> [Set problem]: From the listing, collect all lines containing the word "text".

> [Record excerpts]:
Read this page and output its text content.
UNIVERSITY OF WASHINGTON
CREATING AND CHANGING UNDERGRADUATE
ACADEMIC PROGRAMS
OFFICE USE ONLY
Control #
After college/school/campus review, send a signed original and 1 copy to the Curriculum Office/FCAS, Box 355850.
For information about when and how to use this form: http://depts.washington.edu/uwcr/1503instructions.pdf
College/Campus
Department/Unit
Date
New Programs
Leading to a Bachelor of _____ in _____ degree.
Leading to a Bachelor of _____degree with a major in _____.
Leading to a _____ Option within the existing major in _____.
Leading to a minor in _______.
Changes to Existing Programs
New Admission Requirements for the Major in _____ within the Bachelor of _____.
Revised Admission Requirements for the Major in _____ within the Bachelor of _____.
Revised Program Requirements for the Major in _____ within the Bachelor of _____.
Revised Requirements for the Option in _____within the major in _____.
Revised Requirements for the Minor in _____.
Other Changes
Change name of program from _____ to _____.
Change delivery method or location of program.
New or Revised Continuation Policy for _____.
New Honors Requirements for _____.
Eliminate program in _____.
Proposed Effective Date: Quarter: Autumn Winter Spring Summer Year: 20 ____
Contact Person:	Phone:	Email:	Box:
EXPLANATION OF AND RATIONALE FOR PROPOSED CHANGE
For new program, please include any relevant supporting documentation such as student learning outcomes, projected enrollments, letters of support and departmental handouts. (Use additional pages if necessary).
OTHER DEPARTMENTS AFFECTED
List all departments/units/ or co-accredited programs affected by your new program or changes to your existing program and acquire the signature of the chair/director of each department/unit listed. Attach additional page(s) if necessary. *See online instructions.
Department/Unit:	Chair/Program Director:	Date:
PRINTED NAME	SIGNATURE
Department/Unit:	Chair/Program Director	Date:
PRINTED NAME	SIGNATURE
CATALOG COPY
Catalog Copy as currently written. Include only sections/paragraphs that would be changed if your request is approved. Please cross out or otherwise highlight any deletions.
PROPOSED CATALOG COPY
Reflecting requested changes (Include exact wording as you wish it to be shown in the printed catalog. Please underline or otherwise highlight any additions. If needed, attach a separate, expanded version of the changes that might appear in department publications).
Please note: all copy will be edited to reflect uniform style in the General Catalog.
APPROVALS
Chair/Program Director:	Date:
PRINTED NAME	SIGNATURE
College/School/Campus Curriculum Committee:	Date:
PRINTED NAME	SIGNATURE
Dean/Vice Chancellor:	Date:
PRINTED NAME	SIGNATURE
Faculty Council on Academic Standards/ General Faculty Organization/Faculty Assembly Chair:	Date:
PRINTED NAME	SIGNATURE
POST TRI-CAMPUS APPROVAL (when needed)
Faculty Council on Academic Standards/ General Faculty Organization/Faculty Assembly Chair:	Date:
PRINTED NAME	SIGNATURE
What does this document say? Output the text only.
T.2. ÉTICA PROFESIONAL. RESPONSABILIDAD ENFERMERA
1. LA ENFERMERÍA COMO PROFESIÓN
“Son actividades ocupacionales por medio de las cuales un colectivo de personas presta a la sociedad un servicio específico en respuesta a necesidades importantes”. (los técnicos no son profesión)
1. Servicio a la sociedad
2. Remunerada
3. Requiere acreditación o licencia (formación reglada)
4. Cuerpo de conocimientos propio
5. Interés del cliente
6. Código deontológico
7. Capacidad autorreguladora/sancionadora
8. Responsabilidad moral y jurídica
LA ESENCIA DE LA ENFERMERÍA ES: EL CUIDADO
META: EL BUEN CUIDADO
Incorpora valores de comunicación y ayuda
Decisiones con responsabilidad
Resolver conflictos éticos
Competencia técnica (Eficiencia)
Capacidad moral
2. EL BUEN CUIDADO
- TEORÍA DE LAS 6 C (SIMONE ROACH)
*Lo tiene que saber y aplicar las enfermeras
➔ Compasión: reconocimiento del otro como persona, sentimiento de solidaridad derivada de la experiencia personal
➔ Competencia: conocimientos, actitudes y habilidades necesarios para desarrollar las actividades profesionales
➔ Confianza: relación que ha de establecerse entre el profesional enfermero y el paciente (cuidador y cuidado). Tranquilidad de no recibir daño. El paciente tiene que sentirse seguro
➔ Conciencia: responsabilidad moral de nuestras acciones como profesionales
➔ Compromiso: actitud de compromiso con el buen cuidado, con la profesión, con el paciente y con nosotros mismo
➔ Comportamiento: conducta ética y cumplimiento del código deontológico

> [Right answer]:
Read this page and output its text content.
What does this document say? Output the text only.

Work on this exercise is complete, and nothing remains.